Drop the pictures, then extract the listing word for word.

-- BEGIN Supplied material --

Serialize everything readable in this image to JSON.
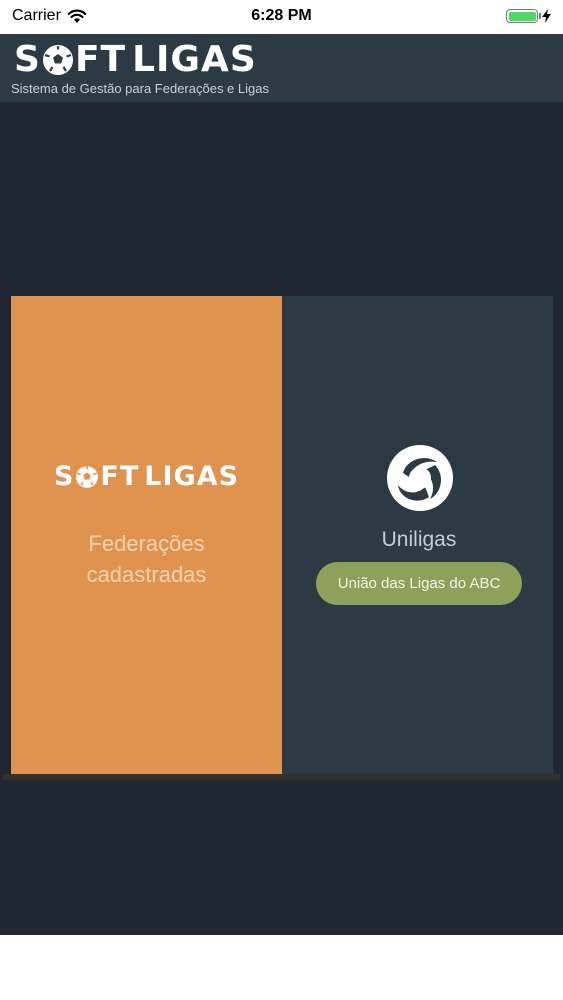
{
  "status_bar": {
    "carrier": "Carrier",
    "time": "6:28 PM"
  },
  "header": {
    "logo_left": "S",
    "logo_mid": "FT",
    "logo_right": "LIGAS",
    "tagline": "Sistema de Gestão para Federações e Ligas"
  },
  "cards": [
    {
      "logo_left": "S",
      "logo_mid": "FT",
      "logo_right": "LIGAS",
      "caption_line1": "Federações",
      "caption_line2": "cadastradas"
    },
    {
      "name": "Uniligas",
      "button_label": "União das Ligas do ABC"
    }
  ],
  "colors": {
    "orange_card": "#e0924f",
    "dark_card": "#2c3a44",
    "background": "#1f2831",
    "button_green": "#8ea15a",
    "battery": "#4cd964"
  },
  "icons": [
    "wifi-icon",
    "battery-icon",
    "charging-bolt-icon",
    "soccer-ball-icon",
    "uniligas-logo-icon"
  ]
}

-- END Supplied material --

■ Response below ■
Serialize everything readable in this image to JSON.
{
  "status_bar": {
    "carrier": "Carrier",
    "time": "6:28 PM"
  },
  "header": {
    "logo_left": "S",
    "logo_mid": "FT",
    "logo_right": "LIGAS",
    "tagline": "Sistema de Gestão para Federações e Ligas"
  },
  "cards": [
    {
      "logo_left": "S",
      "logo_mid": "FT",
      "logo_right": "LIGAS",
      "caption_line1": "Federações",
      "caption_line2": "cadastradas"
    },
    {
      "name": "Uniligas",
      "button_label": "União das Ligas do ABC"
    }
  ],
  "colors": {
    "orange_card": "#e0924f",
    "dark_card": "#2c3a44",
    "background": "#1f2831",
    "button_green": "#8ea15a",
    "battery": "#4cd964"
  },
  "icons": [
    "wifi-icon",
    "battery-icon",
    "charging-bolt-icon",
    "soccer-ball-icon",
    "uniligas-logo-icon"
  ]
}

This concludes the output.